— start Supplied material —
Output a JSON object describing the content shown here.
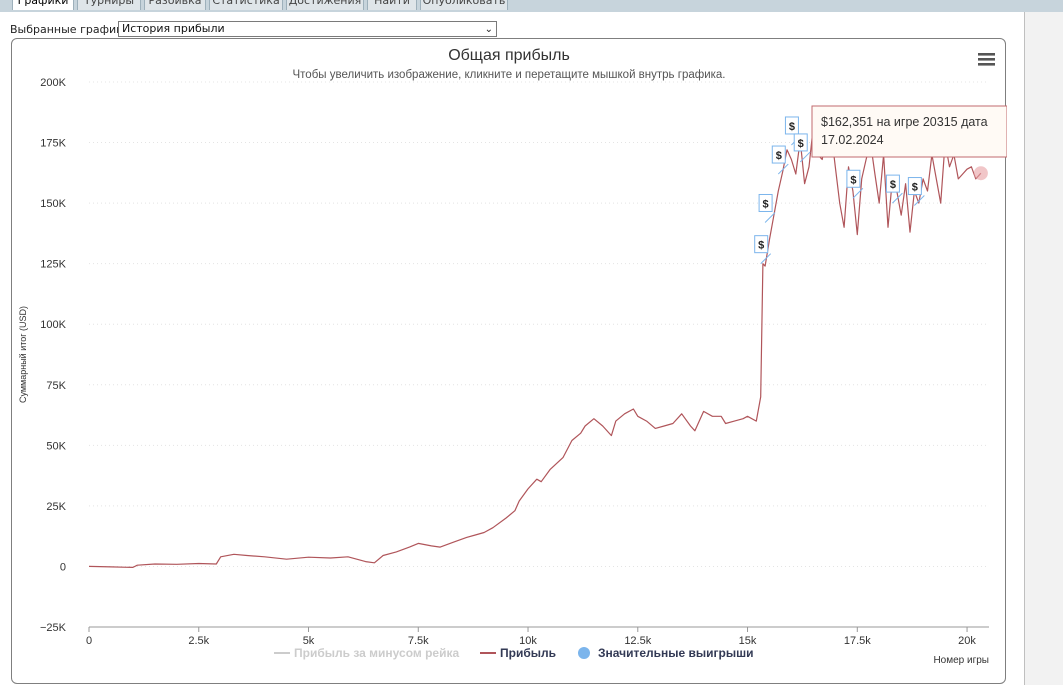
{
  "tabs": [
    {
      "label": "Графики",
      "active": true
    },
    {
      "label": "Турниры",
      "active": false
    },
    {
      "label": "Разбивка",
      "active": false
    },
    {
      "label": "Статистика",
      "active": false
    },
    {
      "label": "Достижения",
      "active": false
    },
    {
      "label": "Найти",
      "active": false
    },
    {
      "label": "Опубликовать",
      "active": false
    }
  ],
  "selector": {
    "label": "Выбранные графики:",
    "value": "История прибыли"
  },
  "menu_icon": "hamburger-menu-icon",
  "tooltip": {
    "line1": "$162,351 на игре 20315 дата",
    "line2": "17.02.2024"
  },
  "chart_data": {
    "type": "line",
    "title": "Общая прибыль",
    "subtitle": "Чтобы увеличить изображение, кликните и перетащите мышкой внутрь графика.",
    "xlabel": "Номер игры",
    "ylabel": "Суммарный итог (USD)",
    "xlim": [
      0,
      20500
    ],
    "ylim": [
      -25000,
      200000
    ],
    "x_ticks": [
      0,
      2500,
      5000,
      7500,
      10000,
      12500,
      15000,
      17500,
      20000
    ],
    "x_tick_labels": [
      "0",
      "2.5k",
      "5k",
      "7.5k",
      "10k",
      "12.5k",
      "15k",
      "17.5k",
      "20k"
    ],
    "y_ticks": [
      -25000,
      0,
      25000,
      50000,
      75000,
      100000,
      125000,
      150000,
      175000,
      200000
    ],
    "y_tick_labels": [
      "−25K",
      "0",
      "25K",
      "50K",
      "75K",
      "100K",
      "125K",
      "150K",
      "175K",
      "200K"
    ],
    "grid": true,
    "legend_position": "bottom",
    "legend": [
      {
        "name": "Прибыль за минусом рейка",
        "color": "#cccccc",
        "type": "line",
        "hidden": true
      },
      {
        "name": "Прибыль",
        "color": "#b0555a",
        "type": "line",
        "hidden": false
      },
      {
        "name": "Значительные выигрыши",
        "color": "#7cb5ec",
        "type": "marker",
        "hidden": false
      }
    ],
    "series": [
      {
        "name": "Прибыль",
        "color": "#b0555a",
        "x": [
          0,
          500,
          1000,
          1100,
          1500,
          2000,
          2500,
          2900,
          3000,
          3300,
          3600,
          4000,
          4500,
          5000,
          5500,
          5900,
          6300,
          6500,
          6700,
          7000,
          7300,
          7500,
          7800,
          8000,
          8300,
          8600,
          8800,
          9000,
          9200,
          9500,
          9700,
          9800,
          10000,
          10200,
          10300,
          10500,
          10800,
          11000,
          11200,
          11300,
          11500,
          11700,
          11900,
          12000,
          12200,
          12400,
          12500,
          12700,
          12900,
          13100,
          13300,
          13500,
          13700,
          13800,
          14000,
          14200,
          14400,
          14500,
          14700,
          14900,
          15000,
          15200,
          15300,
          15350,
          15400,
          15500,
          15600,
          15700,
          15800,
          15900,
          16000,
          16100,
          16200,
          16300,
          16400,
          16500,
          16600,
          16700,
          16800,
          16900,
          17000,
          17100,
          17200,
          17300,
          17400,
          17500,
          17600,
          17700,
          17800,
          17900,
          18000,
          18100,
          18200,
          18300,
          18400,
          18500,
          18600,
          18700,
          18800,
          18900,
          19000,
          19100,
          19200,
          19300,
          19400,
          19500,
          19600,
          19700,
          19800,
          19900,
          20000,
          20100,
          20200,
          20315
        ],
        "values": [
          0,
          -200,
          -400,
          500,
          1000,
          900,
          1200,
          1000,
          4000,
          5000,
          4500,
          4000,
          3000,
          3800,
          3500,
          4000,
          2000,
          1500,
          4500,
          6000,
          8000,
          9500,
          8500,
          8000,
          10000,
          12000,
          13000,
          14000,
          16000,
          20000,
          23000,
          27000,
          32000,
          36000,
          35000,
          40000,
          45000,
          52000,
          55000,
          58000,
          61000,
          58000,
          54000,
          60000,
          63000,
          65000,
          62000,
          60000,
          57000,
          58000,
          59000,
          63000,
          58000,
          56000,
          64000,
          62000,
          62000,
          59000,
          60000,
          61000,
          62000,
          60000,
          70000,
          125000,
          124000,
          135000,
          145000,
          155000,
          163000,
          172000,
          168000,
          162000,
          176000,
          158000,
          165000,
          182000,
          170000,
          168000,
          178000,
          180000,
          165000,
          150000,
          140000,
          165000,
          155000,
          137000,
          160000,
          168000,
          175000,
          162000,
          150000,
          170000,
          140000,
          160000,
          155000,
          145000,
          158000,
          138000,
          155000,
          150000,
          160000,
          155000,
          170000,
          160000,
          150000,
          175000,
          165000,
          170000,
          160000,
          162000,
          164000,
          165000,
          160000,
          162351
        ]
      }
    ],
    "markers": {
      "name": "Значительные выигрыши",
      "symbol": "$",
      "x": [
        15300,
        15400,
        15700,
        16000,
        16200,
        17400,
        18300,
        18800,
        19600
      ],
      "y": [
        125000,
        142000,
        162000,
        174000,
        167000,
        152000,
        150000,
        149000,
        173000
      ]
    }
  }
}
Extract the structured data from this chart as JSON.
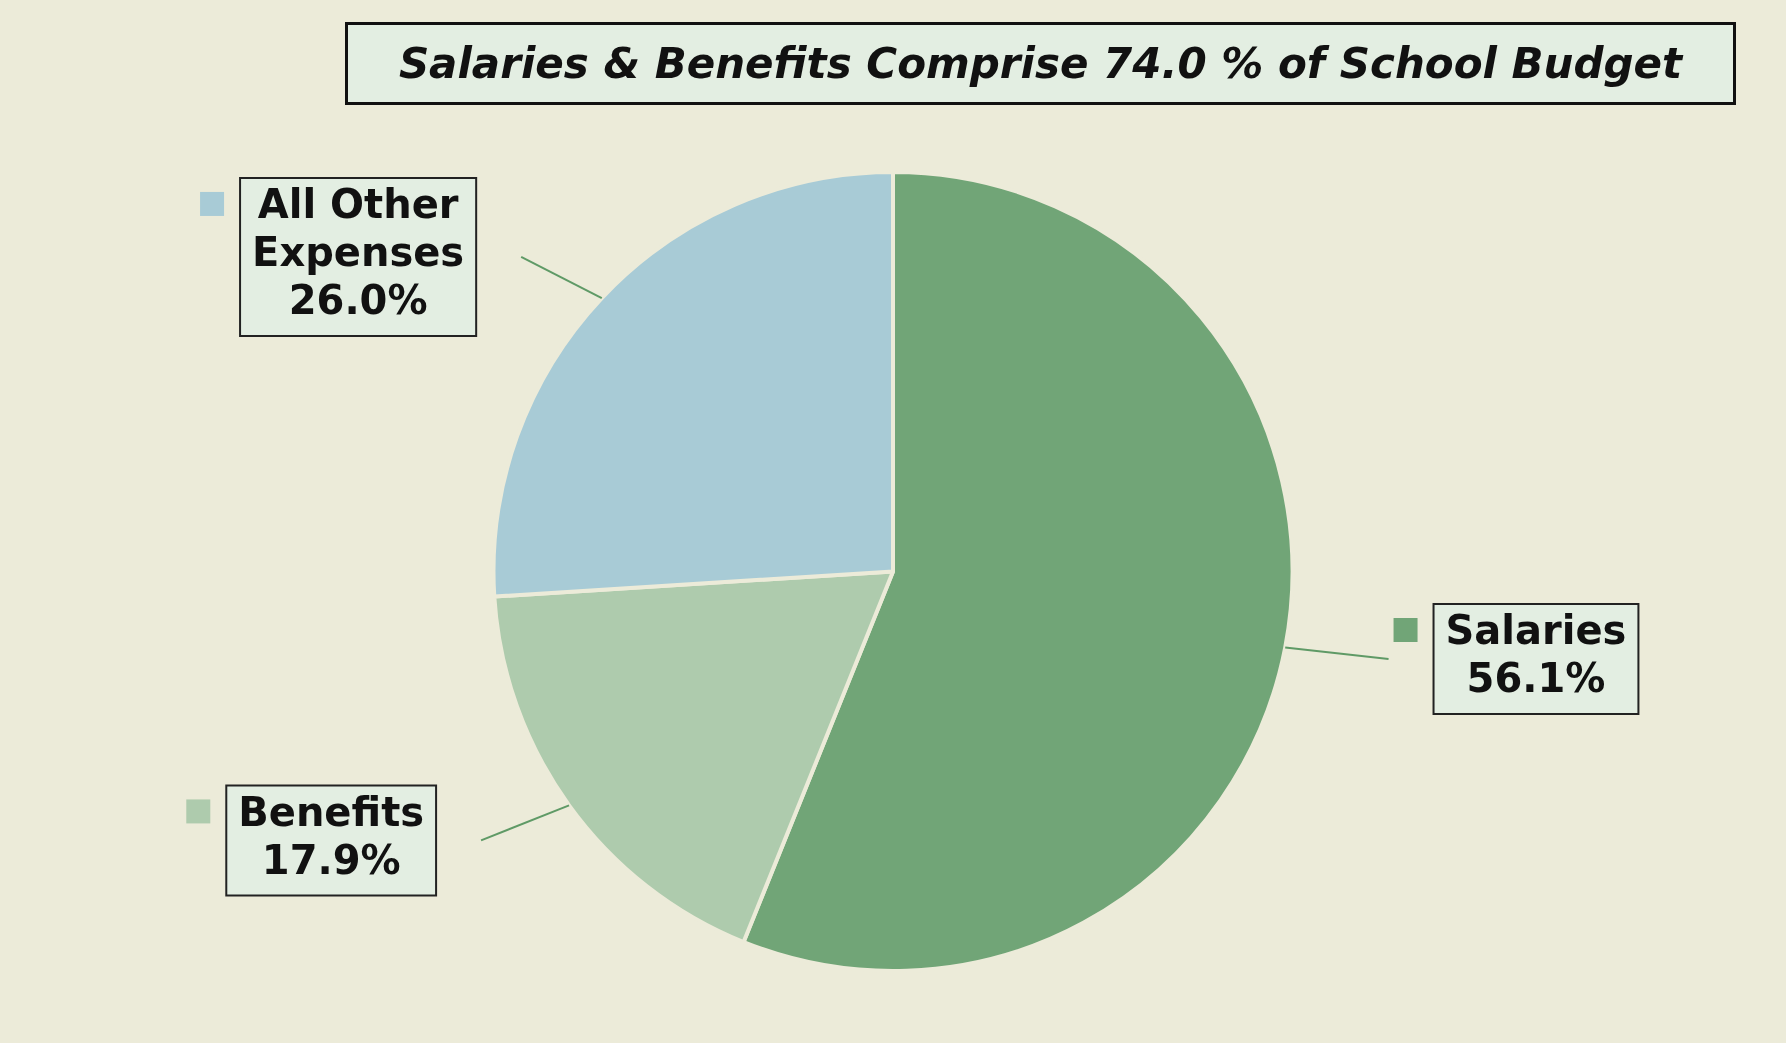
{
  "chart_data": {
    "type": "pie",
    "title": "Salaries & Benefits Comprise 74.0 % of School Budget",
    "categories": [
      "Salaries",
      "Benefits",
      "All Other Expenses"
    ],
    "values": [
      56.1,
      17.9,
      26.0
    ],
    "colors": [
      "#71a577",
      "#aecbad",
      "#a8cbd6"
    ],
    "value_labels": [
      "56.1%",
      "17.9%",
      "26.0%"
    ],
    "legend": true
  }
}
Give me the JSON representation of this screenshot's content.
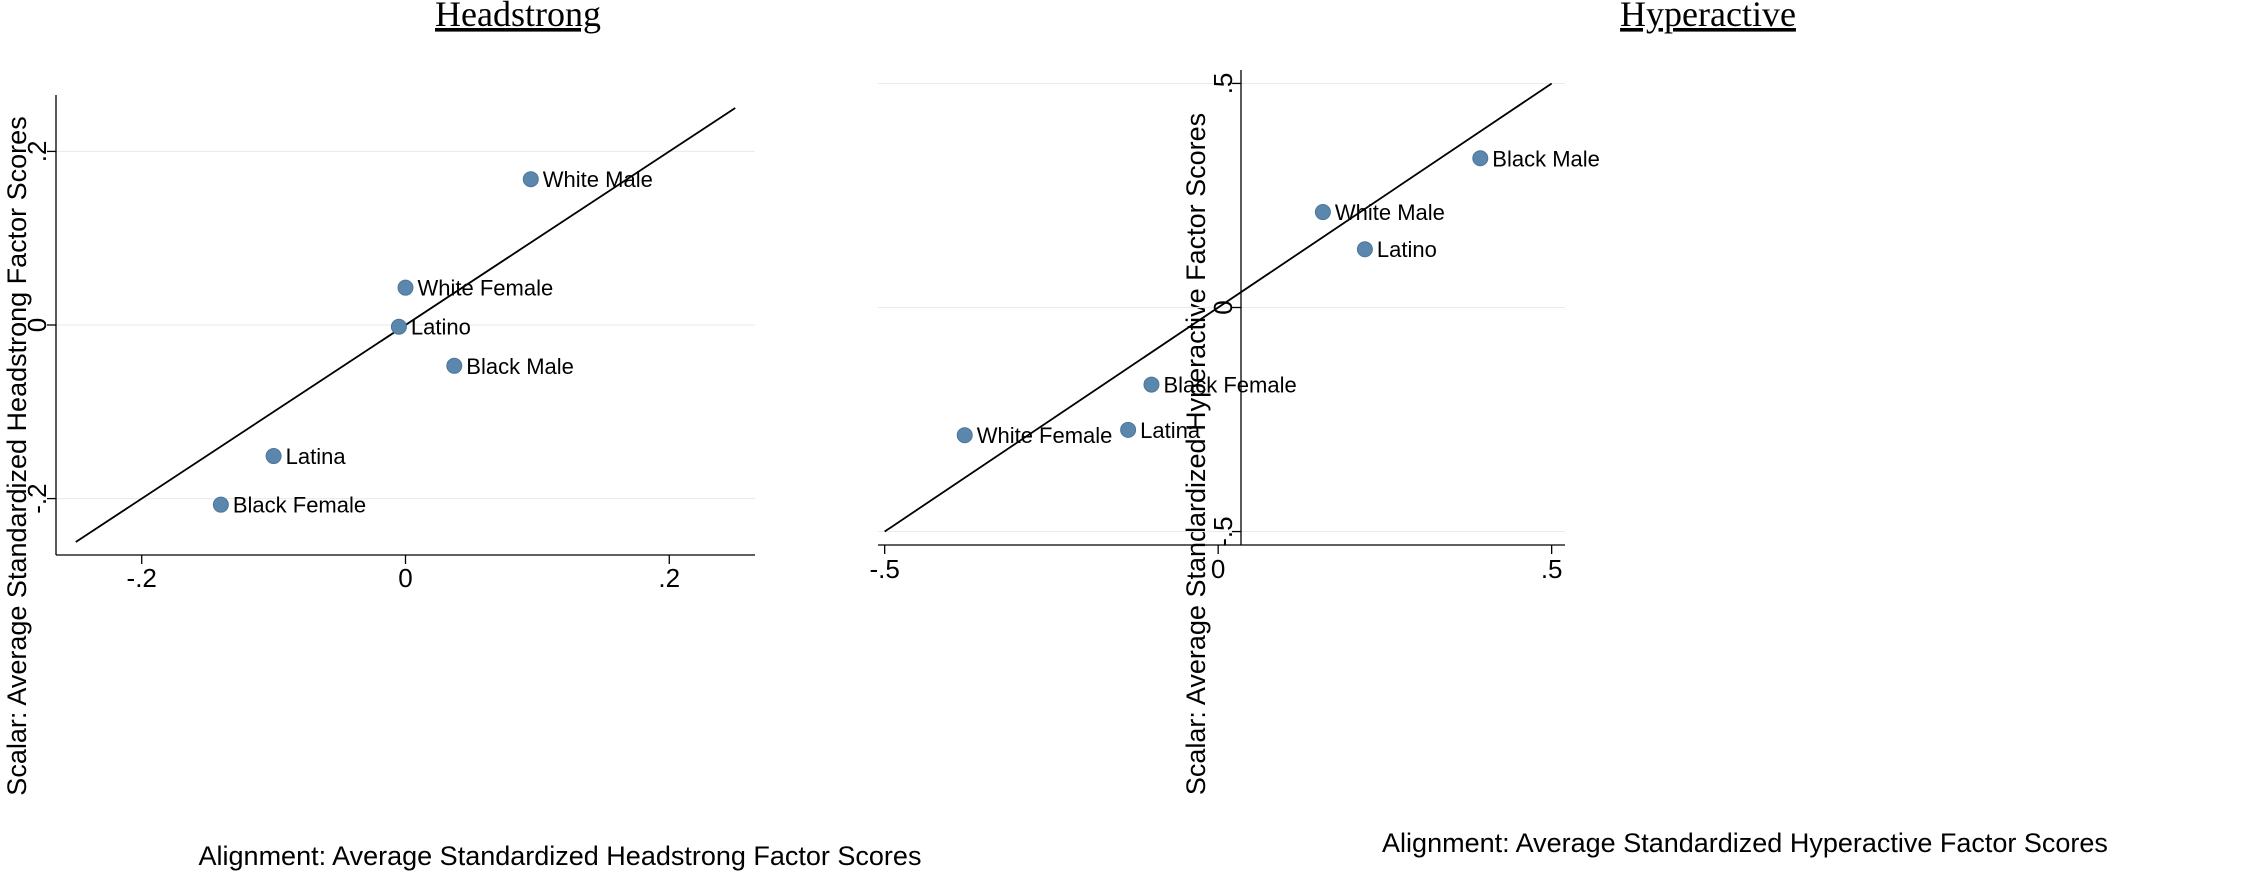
{
  "chart_data": [
    {
      "type": "scatter",
      "title": "Headstrong",
      "xlabel": "Alignment: Average Standardized Headstrong Factor Scores",
      "ylabel": "Scalar: Average Standardized Headstrong Factor Scores",
      "xlim": [
        -0.265,
        0.265
      ],
      "ylim": [
        -0.265,
        0.265
      ],
      "xticks": [
        {
          "value": -0.2,
          "label": "-.2"
        },
        {
          "value": 0,
          "label": "0"
        },
        {
          "value": 0.2,
          "label": ".2"
        }
      ],
      "yticks": [
        {
          "value": -0.2,
          "label": "-.2"
        },
        {
          "value": 0,
          "label": "0"
        },
        {
          "value": 0.2,
          "label": ".2"
        }
      ],
      "grid": true,
      "reference_line": {
        "x": [
          -0.25,
          0.25
        ],
        "y": [
          -0.25,
          0.25
        ]
      },
      "points": [
        {
          "label": "White Male",
          "x": 0.095,
          "y": 0.168
        },
        {
          "label": "White Female",
          "x": 0.0,
          "y": 0.043
        },
        {
          "label": "Latino",
          "x": -0.005,
          "y": -0.002
        },
        {
          "label": "Black Male",
          "x": 0.037,
          "y": -0.047
        },
        {
          "label": "Latina",
          "x": -0.1,
          "y": -0.151
        },
        {
          "label": "Black Female",
          "x": -0.14,
          "y": -0.207
        }
      ]
    },
    {
      "type": "scatter",
      "title": "Hyperactive",
      "xlabel": "Alignment: Average Standardized Hyperactive Factor Scores",
      "ylabel": "Scalar: Average Standardized Hyperactive Factor Scores",
      "xlim": [
        -0.51,
        0.52
      ],
      "ylim": [
        -0.53,
        0.53
      ],
      "xticks": [
        {
          "value": -0.5,
          "label": "-.5"
        },
        {
          "value": 0,
          "label": "0"
        },
        {
          "value": 0.5,
          "label": ".5"
        }
      ],
      "yticks": [
        {
          "value": -0.5,
          "label": "-.5"
        },
        {
          "value": 0,
          "label": "0"
        },
        {
          "value": 0.5,
          "label": ".5"
        }
      ],
      "grid": true,
      "reference_line": {
        "x": [
          -0.5,
          0.5
        ],
        "y": [
          -0.5,
          0.5
        ]
      },
      "points": [
        {
          "label": "Black Male",
          "x": 0.393,
          "y": 0.333
        },
        {
          "label": "White Male",
          "x": 0.157,
          "y": 0.213
        },
        {
          "label": "Latino",
          "x": 0.22,
          "y": 0.13
        },
        {
          "label": "Black Female",
          "x": -0.1,
          "y": -0.172
        },
        {
          "label": "Latina",
          "x": -0.135,
          "y": -0.273
        },
        {
          "label": "White Female",
          "x": -0.38,
          "y": -0.285
        }
      ]
    }
  ]
}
— end Supplied material —
Problem to solve:
Pick out every line of the listing containing the word "Scalar", and show those lines.

Answer to this exercise:
      "ylabel": "Scalar: Average Standardized Headstrong Factor Scores",
      "ylabel": "Scalar: Average Standardized Hyperactive Factor Scores",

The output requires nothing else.